## EXERCISE DESCRIPTION
Set down each record below precisely, skipping the pictures.

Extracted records
•••

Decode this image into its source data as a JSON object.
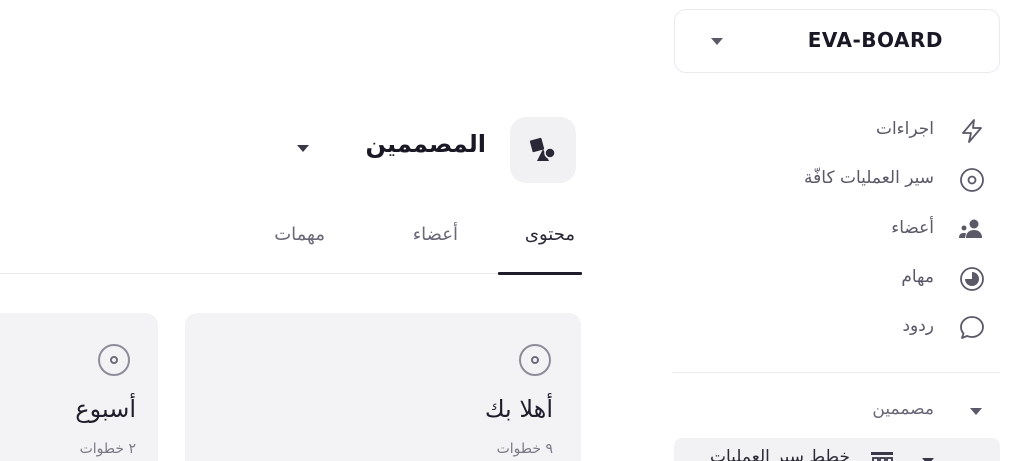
{
  "workspace": {
    "name": "EVA-BOARD"
  },
  "sidebar": {
    "items": [
      {
        "label": "اجراءات",
        "icon": "zap-icon"
      },
      {
        "label": "سير العمليات كافّة",
        "icon": "target-icon"
      },
      {
        "label": "أعضاء",
        "icon": "users-icon"
      },
      {
        "label": "مهام",
        "icon": "pie-icon"
      },
      {
        "label": "ردود",
        "icon": "chat-icon"
      }
    ],
    "group": {
      "label": "مصممين"
    },
    "sub_item": {
      "label": "خطط سير العمليات",
      "icon": "kanban-icon"
    }
  },
  "team": {
    "name": "المصممين"
  },
  "tabs": [
    {
      "label": "محتوى",
      "active": true
    },
    {
      "label": "أعضاء",
      "active": false
    },
    {
      "label": "مهمات",
      "active": false
    }
  ],
  "cards": [
    {
      "title": "أهلا بك",
      "subtitle": "٩ خطوات"
    },
    {
      "title": "أسبوع",
      "subtitle": "٢ خطوات"
    }
  ]
}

•••

## EXERCISE SOLUTION
Decode this image into its source data as a JSON object.
{
  "workspace": {
    "name": "EVA-BOARD"
  },
  "sidebar": {
    "items": [
      {
        "label": "اجراءات",
        "icon": "zap-icon"
      },
      {
        "label": "سير العمليات كافّة",
        "icon": "target-icon"
      },
      {
        "label": "أعضاء",
        "icon": "users-icon"
      },
      {
        "label": "مهام",
        "icon": "pie-icon"
      },
      {
        "label": "ردود",
        "icon": "chat-icon"
      }
    ],
    "group": {
      "label": "مصممين"
    },
    "sub_item": {
      "label": "خطط سير العمليات",
      "icon": "kanban-icon"
    }
  },
  "team": {
    "name": "المصممين"
  },
  "tabs": [
    {
      "label": "محتوى",
      "active": true
    },
    {
      "label": "أعضاء",
      "active": false
    },
    {
      "label": "مهمات",
      "active": false
    }
  ],
  "cards": [
    {
      "title": "أهلا بك",
      "subtitle": "٩ خطوات"
    },
    {
      "title": "أسبوع",
      "subtitle": "٢ خطوات"
    }
  ]
}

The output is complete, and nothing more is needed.